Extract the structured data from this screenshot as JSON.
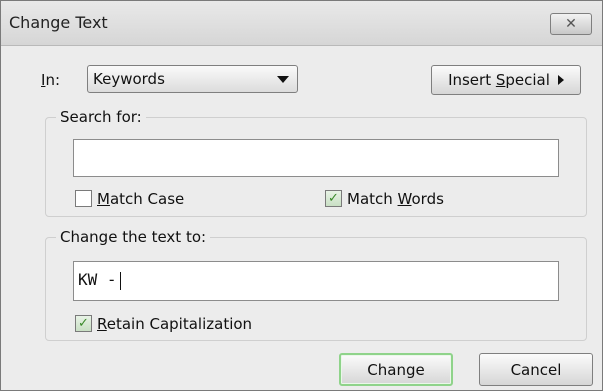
{
  "window": {
    "title": "Change Text",
    "close_icon": "✕"
  },
  "in_field": {
    "label_underlined": "I",
    "label_rest": "n:",
    "selected": "Keywords"
  },
  "insert_special": {
    "label_pre": "Insert ",
    "label_underlined": "S",
    "label_post": "pecial"
  },
  "search_group": {
    "title": "Search for:",
    "value": "",
    "match_case": {
      "underlined": "M",
      "rest": "atch Case",
      "checked": false
    },
    "match_words": {
      "pre": "Match ",
      "underlined": "W",
      "post": "ords",
      "checked": true
    }
  },
  "change_group": {
    "title": "Change the text to:",
    "value": "KW -",
    "retain_capitalization": {
      "underlined": "R",
      "rest": "etain Capitalization",
      "checked": true
    }
  },
  "buttons": {
    "change": "Change",
    "cancel": "Cancel"
  },
  "colors": {
    "default_button_border": "#8fd38a",
    "check_color": "#3a8a2a"
  }
}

▬▬▬▬▬▬▬▬▬▬

### Short problem
State how many lines in the records above contain the word "title", giving only the number.

### Response for this exercise
3